Como fica o excerto do texto sobre o SIRESP, a começar em "Entidade fiscalizadora, mas" e a terminar em "operação lhe apresenta.", se renomear "SGMAI" para "Secretaria-Geral"?

- [Texto fornecido]:
□ □ □

Entidade fiscalizadora, mas pouco. Neste ponto, o levantamento da IGAI é demolidor para a SGMAI. A auditoria permitiu concluir que “a eventual aplicação de penalidades” à SIRESP, SA. (consórcio de empresas ao qual foi entregue a operacionalização da rede de comunicações) “decorre da admissão de incumprimento por parte da operadora, nos relatórios anuais que apresenta”. E, independentemente da veracidade das informações que a SIRESP, SA. apresente nesses relatórios, a SGMAI não dispõe de “instrumentos que lhe permitam confirmar a informação constante nesses relatórios”. Ou seja, a entidade que devia fiscalizar as condições de funcionamento do SIRESP dependente em absoluto da informação que a própria empresa que garante a operação lhe apresenta.
Daqui decorrem uma série de falhas identificadas pela IGAI e pelo IT. Por exemplo, o facto de, ao longo de mais de 10 anos, a antiga Direção-geral de Infraestruturas e Equipamentos e a SGMAI nunca terem apurado “se o SIRESP cumpre os requisitos de redundância no subsistema de transmissão fixados no caderno de encargos e no contrato”.
Avarias por estudar, fragilidades por resolver. As 22 falhas identificadas pelas várias entidades e compiladas nos vários documentos tornados públicos pelo MAI esta quarta-feira, estão, sobretudo, concentradas nos relatórios da IGAI e do Instituto de Telecomunicações. É aí que se dá conta, ainda, da ausência de um “procedimento estruturado de análise e sistematização dos dados que permita avaliar o impacto das avarias ou incidentes” na rede SIRESP — o que leva a que as falhas registadas ao longo da última década não pudessem ser estudadas e corrigidas. A SGMAI também não desenvolveu planos para resolver os problemas de saturação de rede que se verificaram em várias situações e que resultaram da “grande concentração de utilizadores” em situações de crise.
As críticas: secretaria-geral do MAI debaixo de fogo
Um fiscalizador passivo e informal. A Inspeção-geral da Administração Interna recebeu de Constança Urbano de Sousa um caderno de encargos claro: olhar para o SIRESP e fazer um raio-x àquilo que funciona e àquilo que falha no sistema de comunicações (e o segundo ponto parece levar uma vantagem avassaladora neste campeonato). A IGAI considera que a secretaria-geral do MAI “tem resolvido problemas, deficiências e limitações do SIRESP”, mas também tem atuado “de forma pontual e reativa” perante as fragilidades detetadas. Além disso, o reporte das falhas que foram sendo identificadas não cumpre patamares mínimos de rigor. A secretaria-geral comunica à tutela os “problemas” do SIRESP, “fazendo-o informalmente, inexistindo uma formalização” ou, sequer, um “registo de comunicações realizadas”. Não há registos, logo, não haverá apuramento de responsabilidades?

□ □ □

- [Informação fornecida]:
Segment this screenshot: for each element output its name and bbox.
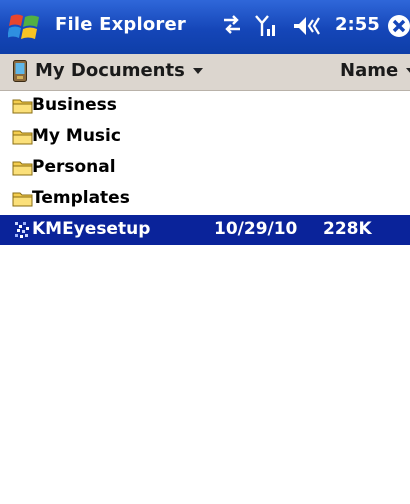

□ □ □

- [Resultado do exercício]:
Entidade fiscalizadora, mas pouco. Neste ponto, o levantamento da IGAI é demolidor para a Secretaria-Geral. A auditoria permitiu concluir que “a eventual aplicação de penalidades” à SIRESP, SA. (consórcio de empresas ao qual foi entregue a operacionalização da rede de comunicações) “decorre da admissão de incumprimento por parte da operadora, nos relatórios anuais que apresenta”. E, independentemente da veracidade das informações que a SIRESP, SA. apresente nesses relatórios, a Secretaria-Geral não dispõe de “instrumentos que lhe permitam confirmar a informação constante nesses relatórios”. Ou seja, a entidade que devia fiscalizar as condições de funcionamento do SIRESP dependente em absoluto da informação que a própria empresa que garante a operação lhe apresenta.